— DATA TO PROCESS —
===============

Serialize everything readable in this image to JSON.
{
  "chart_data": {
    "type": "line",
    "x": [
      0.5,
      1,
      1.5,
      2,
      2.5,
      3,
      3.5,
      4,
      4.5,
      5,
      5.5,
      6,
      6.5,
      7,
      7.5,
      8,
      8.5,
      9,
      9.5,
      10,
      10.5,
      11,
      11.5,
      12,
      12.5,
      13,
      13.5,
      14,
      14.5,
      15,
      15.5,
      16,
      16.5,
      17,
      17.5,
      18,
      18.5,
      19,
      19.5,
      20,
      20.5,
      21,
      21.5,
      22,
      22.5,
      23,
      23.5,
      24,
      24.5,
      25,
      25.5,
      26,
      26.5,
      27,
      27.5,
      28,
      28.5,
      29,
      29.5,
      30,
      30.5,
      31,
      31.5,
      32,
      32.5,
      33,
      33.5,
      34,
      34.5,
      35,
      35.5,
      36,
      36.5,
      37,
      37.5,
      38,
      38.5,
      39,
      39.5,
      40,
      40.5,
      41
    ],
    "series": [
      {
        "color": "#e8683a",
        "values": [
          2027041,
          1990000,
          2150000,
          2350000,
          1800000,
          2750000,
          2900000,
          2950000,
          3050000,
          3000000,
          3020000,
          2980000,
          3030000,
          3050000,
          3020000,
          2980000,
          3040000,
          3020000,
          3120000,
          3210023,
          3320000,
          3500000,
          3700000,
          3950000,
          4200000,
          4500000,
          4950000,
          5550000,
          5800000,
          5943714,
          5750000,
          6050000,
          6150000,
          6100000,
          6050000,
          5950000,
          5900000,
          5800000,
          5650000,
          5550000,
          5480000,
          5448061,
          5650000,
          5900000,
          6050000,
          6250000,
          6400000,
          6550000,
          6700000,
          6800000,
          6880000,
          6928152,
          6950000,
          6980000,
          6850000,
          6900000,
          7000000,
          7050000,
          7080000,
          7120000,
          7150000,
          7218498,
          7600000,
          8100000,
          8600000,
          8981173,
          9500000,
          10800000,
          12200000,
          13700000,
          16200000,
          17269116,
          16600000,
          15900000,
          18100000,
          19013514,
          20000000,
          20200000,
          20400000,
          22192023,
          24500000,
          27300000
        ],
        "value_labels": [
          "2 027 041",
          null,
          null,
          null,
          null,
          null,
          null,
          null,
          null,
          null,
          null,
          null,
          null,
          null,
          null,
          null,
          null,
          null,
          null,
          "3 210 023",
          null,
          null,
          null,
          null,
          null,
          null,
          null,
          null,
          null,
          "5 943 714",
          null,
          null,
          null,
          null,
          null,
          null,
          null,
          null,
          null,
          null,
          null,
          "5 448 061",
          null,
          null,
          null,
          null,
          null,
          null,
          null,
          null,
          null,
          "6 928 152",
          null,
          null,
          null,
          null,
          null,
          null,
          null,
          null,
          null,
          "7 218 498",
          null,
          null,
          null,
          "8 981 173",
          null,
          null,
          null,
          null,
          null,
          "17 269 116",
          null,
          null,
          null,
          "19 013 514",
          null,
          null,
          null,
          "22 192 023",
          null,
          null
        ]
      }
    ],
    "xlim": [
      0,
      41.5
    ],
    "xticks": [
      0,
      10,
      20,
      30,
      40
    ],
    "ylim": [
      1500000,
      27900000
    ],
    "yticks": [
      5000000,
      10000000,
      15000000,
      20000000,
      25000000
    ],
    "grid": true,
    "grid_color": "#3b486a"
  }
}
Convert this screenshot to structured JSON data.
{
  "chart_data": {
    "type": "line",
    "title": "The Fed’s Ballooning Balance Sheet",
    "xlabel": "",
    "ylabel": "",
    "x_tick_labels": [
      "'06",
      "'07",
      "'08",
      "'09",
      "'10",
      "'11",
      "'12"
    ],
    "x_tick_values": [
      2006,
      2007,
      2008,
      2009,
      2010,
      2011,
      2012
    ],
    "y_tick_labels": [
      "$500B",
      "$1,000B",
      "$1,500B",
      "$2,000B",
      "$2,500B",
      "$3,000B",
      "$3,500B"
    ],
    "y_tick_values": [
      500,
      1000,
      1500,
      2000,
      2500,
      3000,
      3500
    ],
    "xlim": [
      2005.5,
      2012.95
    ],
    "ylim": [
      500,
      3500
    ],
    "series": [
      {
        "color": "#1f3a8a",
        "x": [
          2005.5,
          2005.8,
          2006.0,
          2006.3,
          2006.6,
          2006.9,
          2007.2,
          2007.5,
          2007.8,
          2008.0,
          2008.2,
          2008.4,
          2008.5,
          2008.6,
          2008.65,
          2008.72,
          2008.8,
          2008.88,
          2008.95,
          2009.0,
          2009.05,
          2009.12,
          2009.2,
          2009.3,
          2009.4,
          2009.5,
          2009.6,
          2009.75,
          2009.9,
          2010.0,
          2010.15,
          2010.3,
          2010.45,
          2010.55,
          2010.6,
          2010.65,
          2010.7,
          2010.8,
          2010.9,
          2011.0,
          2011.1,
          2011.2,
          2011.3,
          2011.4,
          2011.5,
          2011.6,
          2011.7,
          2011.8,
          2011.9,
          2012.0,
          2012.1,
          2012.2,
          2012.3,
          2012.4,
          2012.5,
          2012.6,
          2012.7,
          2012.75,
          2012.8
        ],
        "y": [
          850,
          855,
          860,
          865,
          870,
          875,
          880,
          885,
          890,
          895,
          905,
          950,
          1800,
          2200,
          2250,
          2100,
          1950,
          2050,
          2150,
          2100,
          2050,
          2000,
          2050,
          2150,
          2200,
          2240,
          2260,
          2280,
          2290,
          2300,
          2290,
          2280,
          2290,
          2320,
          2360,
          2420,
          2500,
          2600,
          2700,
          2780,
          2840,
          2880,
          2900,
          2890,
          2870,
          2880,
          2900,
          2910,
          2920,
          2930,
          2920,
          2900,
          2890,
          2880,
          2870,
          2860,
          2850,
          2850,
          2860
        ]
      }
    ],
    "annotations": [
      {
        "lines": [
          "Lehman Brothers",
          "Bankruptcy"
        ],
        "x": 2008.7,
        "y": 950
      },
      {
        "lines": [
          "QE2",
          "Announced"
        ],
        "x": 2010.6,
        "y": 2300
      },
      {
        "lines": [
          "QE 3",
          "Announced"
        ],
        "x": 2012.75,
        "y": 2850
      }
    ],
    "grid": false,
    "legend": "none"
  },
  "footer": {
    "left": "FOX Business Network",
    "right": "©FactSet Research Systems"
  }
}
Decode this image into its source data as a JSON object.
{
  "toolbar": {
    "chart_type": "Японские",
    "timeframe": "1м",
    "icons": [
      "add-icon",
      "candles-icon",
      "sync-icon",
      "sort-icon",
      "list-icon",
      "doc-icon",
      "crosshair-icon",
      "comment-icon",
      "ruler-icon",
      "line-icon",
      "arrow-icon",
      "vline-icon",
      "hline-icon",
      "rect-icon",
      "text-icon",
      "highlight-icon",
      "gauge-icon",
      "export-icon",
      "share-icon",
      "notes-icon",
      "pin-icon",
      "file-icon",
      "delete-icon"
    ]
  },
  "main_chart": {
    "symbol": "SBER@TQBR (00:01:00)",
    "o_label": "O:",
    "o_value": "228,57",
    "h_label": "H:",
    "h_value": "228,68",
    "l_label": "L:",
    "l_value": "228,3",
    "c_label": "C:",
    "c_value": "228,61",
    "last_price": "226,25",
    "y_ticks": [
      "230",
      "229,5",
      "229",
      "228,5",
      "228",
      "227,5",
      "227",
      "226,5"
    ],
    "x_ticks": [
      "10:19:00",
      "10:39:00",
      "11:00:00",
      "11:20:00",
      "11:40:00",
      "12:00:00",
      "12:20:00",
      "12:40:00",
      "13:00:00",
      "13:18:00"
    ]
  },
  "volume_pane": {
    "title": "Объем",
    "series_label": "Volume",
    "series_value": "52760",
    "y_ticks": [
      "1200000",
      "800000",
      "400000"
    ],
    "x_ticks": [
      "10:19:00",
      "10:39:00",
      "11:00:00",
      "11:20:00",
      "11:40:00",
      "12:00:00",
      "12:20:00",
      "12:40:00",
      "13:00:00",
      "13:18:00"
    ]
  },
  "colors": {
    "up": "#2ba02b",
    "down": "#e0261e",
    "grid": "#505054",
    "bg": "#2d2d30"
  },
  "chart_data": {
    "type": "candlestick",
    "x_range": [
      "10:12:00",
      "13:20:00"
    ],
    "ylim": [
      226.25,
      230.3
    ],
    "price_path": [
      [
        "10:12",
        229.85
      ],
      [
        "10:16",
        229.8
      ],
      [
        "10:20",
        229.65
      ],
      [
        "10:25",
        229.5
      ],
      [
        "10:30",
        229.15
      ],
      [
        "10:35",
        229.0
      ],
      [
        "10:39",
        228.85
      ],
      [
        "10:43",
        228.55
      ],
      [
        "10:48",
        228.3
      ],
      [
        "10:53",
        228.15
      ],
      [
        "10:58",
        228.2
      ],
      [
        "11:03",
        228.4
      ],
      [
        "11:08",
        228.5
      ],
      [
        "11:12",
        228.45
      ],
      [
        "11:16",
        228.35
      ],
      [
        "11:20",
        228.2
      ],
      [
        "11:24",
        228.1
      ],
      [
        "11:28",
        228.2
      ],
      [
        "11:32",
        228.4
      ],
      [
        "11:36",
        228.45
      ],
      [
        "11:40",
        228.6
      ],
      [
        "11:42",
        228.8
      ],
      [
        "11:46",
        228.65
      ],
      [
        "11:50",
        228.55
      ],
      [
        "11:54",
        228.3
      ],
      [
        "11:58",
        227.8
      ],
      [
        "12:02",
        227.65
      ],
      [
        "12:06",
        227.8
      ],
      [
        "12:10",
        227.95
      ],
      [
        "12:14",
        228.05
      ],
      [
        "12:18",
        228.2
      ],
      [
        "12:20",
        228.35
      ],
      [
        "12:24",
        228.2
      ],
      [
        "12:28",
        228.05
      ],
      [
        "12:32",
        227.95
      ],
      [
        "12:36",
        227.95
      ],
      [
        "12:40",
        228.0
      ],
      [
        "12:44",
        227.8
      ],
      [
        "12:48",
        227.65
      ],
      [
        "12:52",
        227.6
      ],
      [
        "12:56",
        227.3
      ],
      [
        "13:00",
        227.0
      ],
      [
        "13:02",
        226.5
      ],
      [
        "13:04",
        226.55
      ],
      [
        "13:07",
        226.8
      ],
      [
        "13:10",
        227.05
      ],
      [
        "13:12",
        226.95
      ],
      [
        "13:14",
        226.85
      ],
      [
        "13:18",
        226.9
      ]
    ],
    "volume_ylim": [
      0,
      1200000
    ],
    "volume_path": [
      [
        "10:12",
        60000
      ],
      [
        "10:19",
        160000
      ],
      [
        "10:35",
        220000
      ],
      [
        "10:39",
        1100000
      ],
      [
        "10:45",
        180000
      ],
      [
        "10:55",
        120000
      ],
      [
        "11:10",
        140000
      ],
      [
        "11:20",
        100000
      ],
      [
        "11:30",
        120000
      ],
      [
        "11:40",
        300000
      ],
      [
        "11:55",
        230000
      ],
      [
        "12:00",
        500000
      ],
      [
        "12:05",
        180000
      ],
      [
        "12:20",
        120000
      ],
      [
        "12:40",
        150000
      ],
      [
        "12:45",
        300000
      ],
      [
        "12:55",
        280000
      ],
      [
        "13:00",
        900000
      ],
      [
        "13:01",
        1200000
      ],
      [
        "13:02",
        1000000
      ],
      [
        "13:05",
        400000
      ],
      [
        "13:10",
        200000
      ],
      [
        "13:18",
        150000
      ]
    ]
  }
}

===============

— DIRECTIONS —
Tally the lines of the listing in which the word "image" occurs, and state the total alone.

— ANSWER TO THIS EXERCISE —
2